If I were you, I would put the form validation code in a function that you would call like this:

// Get submitted form data

$result = validateForm({pass form data or get it directly via _POST in function});

// Print footer and other page info 

Then, "validateForm()" would issue any messages that need to be displayed. If it encounters a problem, it simply returns an error code to the main script (the caller) and the main script can decide what to do, as appropriate. This way, the validation of the form data won't interfere with the mechanics of building and sending the complete HTML page to the browser.

Peace...


----------



## Mudley (Apr 7, 2008)

why not check all inputs at once?

here's usually how i go about form validation:
$errArr = array(); // empty array for holding error message

if(!isset($_POST['email']) || $_POST['email'] == '')
$err[] = "you must enter a valid email address";

if(!isset($_POST['name']) || $_POST['name'] == '')
$err[] = "you must enter a valid name";

// and then, after you've trapped all the inputs:
if(!count($errArr))
{
// your real form action goes here
$hideForm = true;
}
else {
// output errors
echo implode("
",$errArr);
}


----------



## tomdkat (May 6, 2006)

Mudley said:


> why not check all inputs at once?


I agree to a point but if he wanted to address each error individually, he's got to stop the checking and report the error.

Using your code as an example, if/else blocks will be required:

// Pseudo-code
if (not valid e-mail address)

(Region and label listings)
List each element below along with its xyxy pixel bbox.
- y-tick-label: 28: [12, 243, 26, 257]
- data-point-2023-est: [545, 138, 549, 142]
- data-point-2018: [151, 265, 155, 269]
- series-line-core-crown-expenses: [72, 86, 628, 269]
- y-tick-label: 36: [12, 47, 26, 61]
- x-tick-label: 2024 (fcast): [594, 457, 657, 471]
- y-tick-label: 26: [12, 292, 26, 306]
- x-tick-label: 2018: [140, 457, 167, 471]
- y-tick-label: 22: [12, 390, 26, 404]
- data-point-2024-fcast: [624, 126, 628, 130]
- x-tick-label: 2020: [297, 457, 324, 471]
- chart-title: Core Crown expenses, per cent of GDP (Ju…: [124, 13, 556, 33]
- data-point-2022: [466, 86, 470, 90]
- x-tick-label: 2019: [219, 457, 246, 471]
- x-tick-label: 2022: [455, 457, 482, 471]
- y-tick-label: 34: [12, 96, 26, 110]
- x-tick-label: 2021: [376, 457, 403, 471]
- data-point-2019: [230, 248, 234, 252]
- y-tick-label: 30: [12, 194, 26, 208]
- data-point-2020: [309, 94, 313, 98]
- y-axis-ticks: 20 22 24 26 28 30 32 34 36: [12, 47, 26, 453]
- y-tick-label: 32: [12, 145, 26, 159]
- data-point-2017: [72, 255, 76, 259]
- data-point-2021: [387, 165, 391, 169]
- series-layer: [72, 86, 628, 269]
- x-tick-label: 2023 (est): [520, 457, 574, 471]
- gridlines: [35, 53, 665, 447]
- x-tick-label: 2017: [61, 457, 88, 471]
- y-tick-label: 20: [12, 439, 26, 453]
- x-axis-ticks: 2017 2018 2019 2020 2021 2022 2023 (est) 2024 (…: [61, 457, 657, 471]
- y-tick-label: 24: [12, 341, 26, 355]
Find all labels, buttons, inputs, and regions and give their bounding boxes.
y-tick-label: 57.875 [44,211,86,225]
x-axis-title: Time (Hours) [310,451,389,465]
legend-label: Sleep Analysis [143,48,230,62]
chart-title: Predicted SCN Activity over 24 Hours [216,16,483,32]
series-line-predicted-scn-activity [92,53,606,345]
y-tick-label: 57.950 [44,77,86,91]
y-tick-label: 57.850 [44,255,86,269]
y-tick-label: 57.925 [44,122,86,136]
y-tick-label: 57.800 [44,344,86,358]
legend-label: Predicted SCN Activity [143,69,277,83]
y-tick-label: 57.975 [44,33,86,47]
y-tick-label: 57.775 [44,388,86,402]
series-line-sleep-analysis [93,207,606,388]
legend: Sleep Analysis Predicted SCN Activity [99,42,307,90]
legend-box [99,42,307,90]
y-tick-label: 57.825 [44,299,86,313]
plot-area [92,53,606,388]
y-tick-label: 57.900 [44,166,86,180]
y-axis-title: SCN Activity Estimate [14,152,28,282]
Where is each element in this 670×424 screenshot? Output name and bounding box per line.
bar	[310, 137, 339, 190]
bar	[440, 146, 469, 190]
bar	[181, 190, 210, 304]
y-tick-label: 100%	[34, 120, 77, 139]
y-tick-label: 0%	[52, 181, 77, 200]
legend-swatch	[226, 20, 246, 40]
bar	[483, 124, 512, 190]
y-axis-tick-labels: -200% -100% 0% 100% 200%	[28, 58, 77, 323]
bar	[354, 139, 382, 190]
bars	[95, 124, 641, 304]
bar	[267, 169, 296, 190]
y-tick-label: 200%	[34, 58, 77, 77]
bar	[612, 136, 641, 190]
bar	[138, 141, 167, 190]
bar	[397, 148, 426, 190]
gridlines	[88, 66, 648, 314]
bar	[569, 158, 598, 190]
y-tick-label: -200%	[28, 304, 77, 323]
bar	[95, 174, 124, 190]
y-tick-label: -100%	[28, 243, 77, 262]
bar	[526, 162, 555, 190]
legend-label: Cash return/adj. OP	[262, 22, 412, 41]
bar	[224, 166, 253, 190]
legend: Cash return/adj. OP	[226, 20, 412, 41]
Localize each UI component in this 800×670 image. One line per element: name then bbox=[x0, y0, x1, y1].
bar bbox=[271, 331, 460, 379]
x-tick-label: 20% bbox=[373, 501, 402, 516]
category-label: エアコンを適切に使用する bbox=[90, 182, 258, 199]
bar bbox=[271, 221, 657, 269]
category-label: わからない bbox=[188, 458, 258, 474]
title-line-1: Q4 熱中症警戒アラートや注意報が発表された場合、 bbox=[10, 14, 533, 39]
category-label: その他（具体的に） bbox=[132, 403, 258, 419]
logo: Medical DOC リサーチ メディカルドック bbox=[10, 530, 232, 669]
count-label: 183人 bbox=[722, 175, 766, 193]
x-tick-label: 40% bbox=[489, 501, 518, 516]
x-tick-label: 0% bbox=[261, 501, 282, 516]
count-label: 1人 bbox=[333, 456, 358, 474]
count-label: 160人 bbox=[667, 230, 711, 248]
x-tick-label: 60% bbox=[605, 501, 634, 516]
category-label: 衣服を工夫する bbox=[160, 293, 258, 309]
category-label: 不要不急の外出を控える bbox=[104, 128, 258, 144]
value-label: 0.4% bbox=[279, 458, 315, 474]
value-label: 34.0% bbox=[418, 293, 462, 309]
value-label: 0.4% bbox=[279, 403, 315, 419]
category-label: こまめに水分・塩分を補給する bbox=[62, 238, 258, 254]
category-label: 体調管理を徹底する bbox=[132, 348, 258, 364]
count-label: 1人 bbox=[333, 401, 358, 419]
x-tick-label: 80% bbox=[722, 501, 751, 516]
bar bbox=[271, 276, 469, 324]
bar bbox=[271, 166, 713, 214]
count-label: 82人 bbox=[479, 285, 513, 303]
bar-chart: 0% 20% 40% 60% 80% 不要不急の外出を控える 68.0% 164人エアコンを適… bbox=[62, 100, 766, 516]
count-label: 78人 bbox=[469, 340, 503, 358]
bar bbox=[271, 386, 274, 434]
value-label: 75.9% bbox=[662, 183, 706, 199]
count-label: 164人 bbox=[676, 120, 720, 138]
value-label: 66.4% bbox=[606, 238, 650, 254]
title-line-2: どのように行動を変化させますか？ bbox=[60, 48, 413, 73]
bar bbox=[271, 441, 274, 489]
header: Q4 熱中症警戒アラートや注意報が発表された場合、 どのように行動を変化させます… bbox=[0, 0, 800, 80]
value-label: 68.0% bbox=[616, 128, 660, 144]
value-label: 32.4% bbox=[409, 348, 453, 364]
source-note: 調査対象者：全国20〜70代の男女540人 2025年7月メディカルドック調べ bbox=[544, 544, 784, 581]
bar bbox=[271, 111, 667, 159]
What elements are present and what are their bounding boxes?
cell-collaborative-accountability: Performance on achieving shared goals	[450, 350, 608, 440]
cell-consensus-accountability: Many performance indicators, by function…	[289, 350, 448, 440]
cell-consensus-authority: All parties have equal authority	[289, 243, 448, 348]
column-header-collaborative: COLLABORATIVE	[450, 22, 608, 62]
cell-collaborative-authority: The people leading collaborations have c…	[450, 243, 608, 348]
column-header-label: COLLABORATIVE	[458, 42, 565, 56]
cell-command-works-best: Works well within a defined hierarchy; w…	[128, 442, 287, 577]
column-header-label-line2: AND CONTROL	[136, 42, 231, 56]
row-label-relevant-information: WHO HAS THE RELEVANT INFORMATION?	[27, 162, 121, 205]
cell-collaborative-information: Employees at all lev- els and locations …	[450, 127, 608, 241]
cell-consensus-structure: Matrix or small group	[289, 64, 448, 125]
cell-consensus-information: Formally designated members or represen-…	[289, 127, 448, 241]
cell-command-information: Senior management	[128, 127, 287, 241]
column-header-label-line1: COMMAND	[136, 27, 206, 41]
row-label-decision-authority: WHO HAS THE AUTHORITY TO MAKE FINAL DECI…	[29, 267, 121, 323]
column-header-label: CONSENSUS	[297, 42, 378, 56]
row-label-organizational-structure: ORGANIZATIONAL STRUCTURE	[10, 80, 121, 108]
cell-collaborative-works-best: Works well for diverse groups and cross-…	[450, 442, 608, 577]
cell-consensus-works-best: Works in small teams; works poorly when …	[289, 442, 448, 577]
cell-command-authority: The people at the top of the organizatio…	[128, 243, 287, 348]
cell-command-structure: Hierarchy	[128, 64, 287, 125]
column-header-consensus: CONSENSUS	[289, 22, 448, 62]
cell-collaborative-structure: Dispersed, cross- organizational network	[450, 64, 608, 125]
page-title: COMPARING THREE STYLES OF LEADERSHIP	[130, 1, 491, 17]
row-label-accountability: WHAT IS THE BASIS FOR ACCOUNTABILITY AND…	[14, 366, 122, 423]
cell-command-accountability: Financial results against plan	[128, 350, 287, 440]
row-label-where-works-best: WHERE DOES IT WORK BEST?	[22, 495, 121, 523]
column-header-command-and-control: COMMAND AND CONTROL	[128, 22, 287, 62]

Challenges.
a) Copy the listings word for word, starting at their first line and going through the line that contains "- y-tick-label: 24: [12, 341, 26, 355]".
b) Keep writing the forum thread on checking PHP form input, picking up right after its last line.

Replies.
a)
List each element below along with its xyxy pixel bbox.
- y-tick-label: 28: [12, 243, 26, 257]
- data-point-2023-est: [545, 138, 549, 142]
- data-point-2018: [151, 265, 155, 269]
- series-line-core-crown-expenses: [72, 86, 628, 269]
- y-tick-label: 36: [12, 47, 26, 61]
- x-tick-label: 2024 (fcast): [594, 457, 657, 471]
- y-tick-label: 26: [12, 292, 26, 306]
- x-tick-label: 2018: [140, 457, 167, 471]
- y-tick-label: 22: [12, 390, 26, 404]
- data-point-2024-fcast: [624, 126, 628, 130]
- x-tick-label: 2020: [297, 457, 324, 471]
- chart-title: Core Crown expenses, per cent of GDP (Ju…: [124, 13, 556, 33]
- data-point-2022: [466, 86, 470, 90]
- x-tick-label: 2019: [219, 457, 246, 471]
- x-tick-label: 2022: [455, 457, 482, 471]
- y-tick-label: 34: [12, 96, 26, 110]
- x-tick-label: 2021: [376, 457, 403, 471]
- data-point-2019: [230, 248, 234, 252]
- y-tick-label: 30: [12, 194, 26, 208]
- data-point-2020: [309, 94, 313, 98]
- y-axis-ticks: 20 22 24 26 28 30 32 34 36: [12, 47, 26, 453]
- y-tick-label: 32: [12, 145, 26, 159]
- data-point-2017: [72, 255, 76, 259]
- data-point-2021: [387, 165, 391, 169]
- series-layer: [72, 86, 628, 269]
- x-tick-label: 2023 (est): [520, 457, 574, 471]
- gridlines: [35, 53, 665, 447]
- x-tick-label: 2017: [61, 457, 88, 471]
- y-tick-label: 20: [12, 439, 26, 453]
- x-axis-ticks: 2017 2018 2019 2020 2021 2022 2023 (est) 2024 (…: [61, 457, 657, 471]
- y-tick-label: 24: [12, 341, 26, 355]

b)
report invalid e-mail address
else if (missing name)
report missing name
else if (some other problem)
report other problem

and so on. That's partially why I suggest putting that logic in a separate function. The details of _how_ the validation is neatly organized and won't impact the flow of the creation of the HTML page. If he used a function, the logic would look more like what you wrote:

validateForm() {
if (not valid e-mail address) {
err = not valid e-mail address;
return err;
}

if (missing name) {
err = missing name;
return err;
}

if (some other problem) {
err = some other problem;
return err;
}
return 0 (or success or whatever)
}

You get the idea.

Peace...


----------



## Mudley (Apr 7, 2008)

unless the validation depends on previous inputs, there's not really any point in halting validation upon the first error

in fact, its a big UI 'piss off' factor to do so


----------



## skyhigh007 (Jun 17, 2004)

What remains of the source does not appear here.